Exercise instructions> Copy out the records in full, word for word, without pictures.

Materials provided>

# # # #

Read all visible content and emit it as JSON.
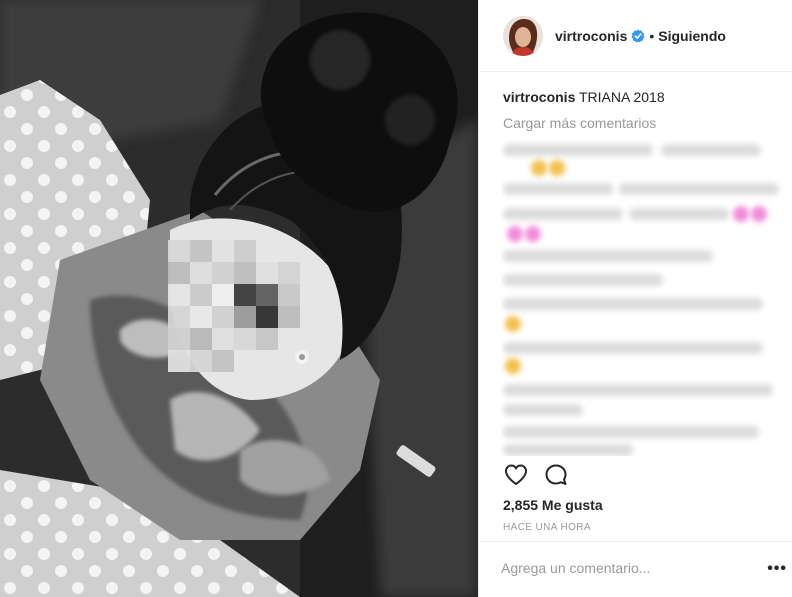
{
  "post": {
    "username": "virtroconis",
    "follow_status": "Siguiendo",
    "separator": "•",
    "caption_user": "virtroconis",
    "caption_text": "TRIANA 2018",
    "load_more": "Cargar más comentarios",
    "likes": "2,855 Me gusta",
    "timestamp": "HACE UNA HORA",
    "comment_placeholder": "Agrega un comentario...",
    "more_options": "•••"
  },
  "icons": {
    "verified": "verified-badge-icon",
    "like": "heart-icon",
    "comment": "comment-icon",
    "more": "more-options-icon"
  },
  "colors": {
    "verified_blue": "#3897f0",
    "muted_text": "#999999",
    "text": "#262626",
    "divider": "#efefef"
  }
}
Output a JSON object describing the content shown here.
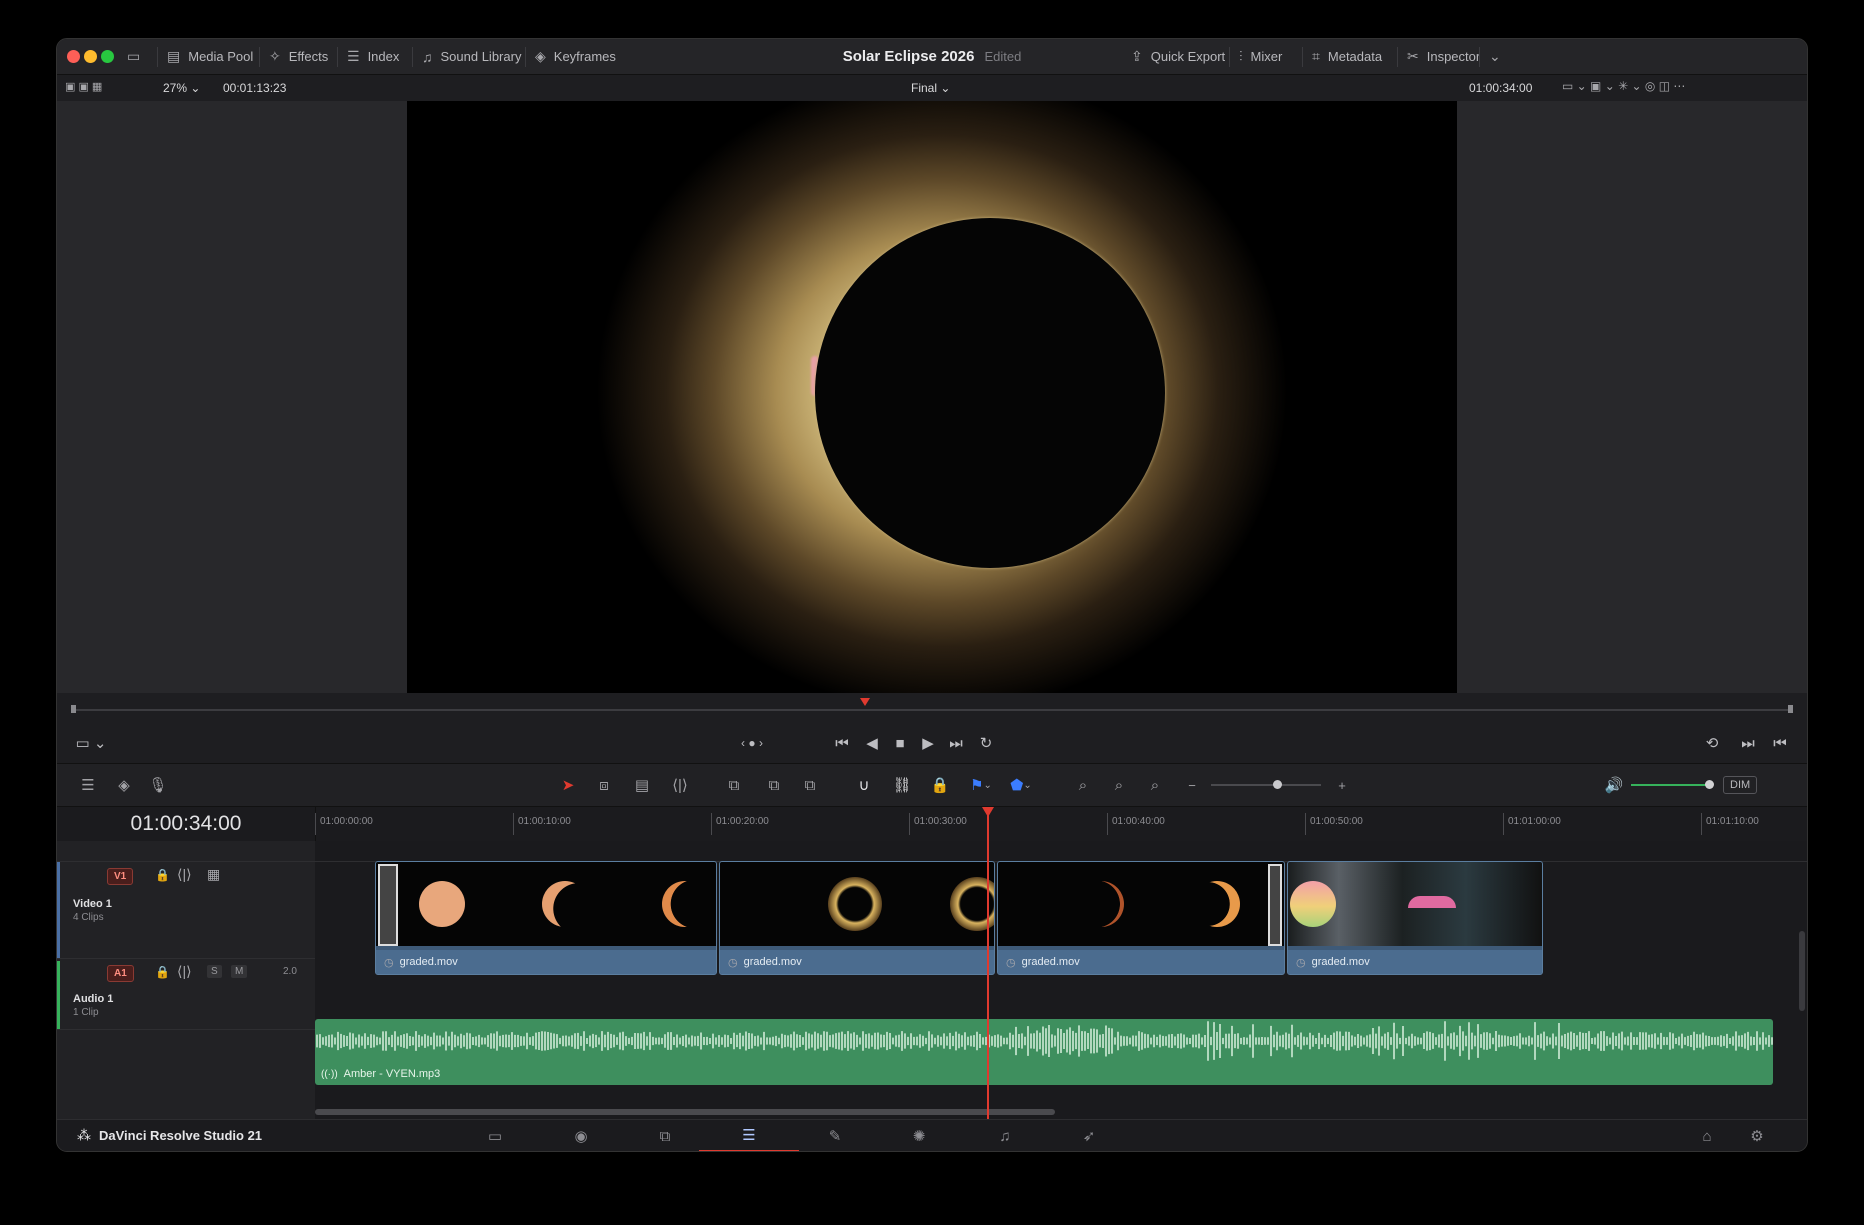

# # # #

Result of the exercise>
Read all visible content and emit it as JSON.
{
  "post": {
    "username": "virtroconis",
    "follow_status": "Siguiendo",
    "separator": "•",
    "caption_user": "virtroconis",
    "caption_text": "TRIANA 2018",
    "load_more": "Cargar más comentarios",
    "likes": "2,855 Me gusta",
    "timestamp": "HACE UNA HORA",
    "comment_placeholder": "Agrega un comentario...",
    "more_options": "•••"
  },
  "icons": {
    "verified": "verified-badge-icon",
    "like": "heart-icon",
    "comment": "comment-icon",
    "more": "more-options-icon"
  },
  "colors": {
    "verified_blue": "#3897f0",
    "muted_text": "#999999",
    "text": "#262626",
    "divider": "#efefef"
  }
}
Output a JSON object describing the content shown here.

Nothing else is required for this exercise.